● RECORDS PROVIDED
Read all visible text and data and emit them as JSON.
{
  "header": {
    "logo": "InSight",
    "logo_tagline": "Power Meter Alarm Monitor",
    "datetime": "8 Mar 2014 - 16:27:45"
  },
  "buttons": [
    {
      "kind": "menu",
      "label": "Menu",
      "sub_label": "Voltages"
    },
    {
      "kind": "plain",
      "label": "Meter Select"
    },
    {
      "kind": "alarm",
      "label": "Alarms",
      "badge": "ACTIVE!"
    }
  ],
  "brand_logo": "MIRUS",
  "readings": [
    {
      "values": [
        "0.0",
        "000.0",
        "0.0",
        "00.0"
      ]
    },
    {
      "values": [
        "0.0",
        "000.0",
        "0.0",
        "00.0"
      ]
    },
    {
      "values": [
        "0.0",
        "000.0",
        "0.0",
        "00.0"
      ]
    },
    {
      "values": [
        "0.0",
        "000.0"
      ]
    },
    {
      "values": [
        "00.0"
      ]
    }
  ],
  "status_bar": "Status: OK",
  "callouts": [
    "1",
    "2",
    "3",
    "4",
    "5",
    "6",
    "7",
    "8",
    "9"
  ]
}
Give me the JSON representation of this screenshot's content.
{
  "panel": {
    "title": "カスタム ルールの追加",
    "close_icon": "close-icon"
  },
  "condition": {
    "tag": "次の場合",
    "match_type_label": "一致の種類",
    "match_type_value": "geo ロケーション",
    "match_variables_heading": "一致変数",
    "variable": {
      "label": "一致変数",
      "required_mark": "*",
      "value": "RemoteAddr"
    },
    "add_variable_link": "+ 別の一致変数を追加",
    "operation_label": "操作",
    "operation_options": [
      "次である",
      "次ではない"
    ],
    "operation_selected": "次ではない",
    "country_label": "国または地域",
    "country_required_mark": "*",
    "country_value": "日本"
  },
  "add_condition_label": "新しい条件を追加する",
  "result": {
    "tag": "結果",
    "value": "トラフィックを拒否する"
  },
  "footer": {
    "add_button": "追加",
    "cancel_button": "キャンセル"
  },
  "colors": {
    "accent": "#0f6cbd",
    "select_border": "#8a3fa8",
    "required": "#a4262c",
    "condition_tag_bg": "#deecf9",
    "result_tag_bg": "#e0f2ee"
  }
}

● AIM
Return the whole listing exactly, with every line included.

● CORRECT RESPONSE
Read all visible text and data and emit them as JSON.
{
  "header": {
    "logo": "InSight",
    "logo_tagline": "Power Meter Alarm Monitor",
    "datetime": "8 Mar 2014 - 16:27:45"
  },
  "buttons": [
    {
      "kind": "menu",
      "label": "Menu",
      "sub_label": "Voltages"
    },
    {
      "kind": "plain",
      "label": "Meter Select"
    },
    {
      "kind": "alarm",
      "label": "Alarms",
      "badge": "ACTIVE!"
    }
  ],
  "brand_logo": "MIRUS",
  "readings": [
    {
      "values": [
        "0.0",
        "000.0",
        "0.0",
        "00.0"
      ]
    },
    {
      "values": [
        "0.0",
        "000.0",
        "0.0",
        "00.0"
      ]
    },
    {
      "values": [
        "0.0",
        "000.0",
        "0.0",
        "00.0"
      ]
    },
    {
      "values": [
        "0.0",
        "000.0"
      ]
    },
    {
      "values": [
        "00.0"
      ]
    }
  ],
  "status_bar": "Status: OK",
  "callouts": [
    "1",
    "2",
    "3",
    "4",
    "5",
    "6",
    "7",
    "8",
    "9"
  ]
}
Give me the JSON representation of this screenshot's content.
{
  "panel": {
    "title": "カスタム ルールの追加",
    "close_icon": "close-icon"
  },
  "condition": {
    "tag": "次の場合",
    "match_type_label": "一致の種類",
    "match_type_value": "geo ロケーション",
    "match_variables_heading": "一致変数",
    "variable": {
      "label": "一致変数",
      "required_mark": "*",
      "value": "RemoteAddr"
    },
    "add_variable_link": "+ 別の一致変数を追加",
    "operation_label": "操作",
    "operation_options": [
      "次である",
      "次ではない"
    ],
    "operation_selected": "次ではない",
    "country_label": "国または地域",
    "country_required_mark": "*",
    "country_value": "日本"
  },
  "add_condition_label": "新しい条件を追加する",
  "result": {
    "tag": "結果",
    "value": "トラフィックを拒否する"
  },
  "footer": {
    "add_button": "追加",
    "cancel_button": "キャンセル"
  },
  "colors": {
    "accent": "#0f6cbd",
    "select_border": "#8a3fa8",
    "required": "#a4262c",
    "condition_tag_bg": "#deecf9",
    "result_tag_bg": "#e0f2ee"
  }
}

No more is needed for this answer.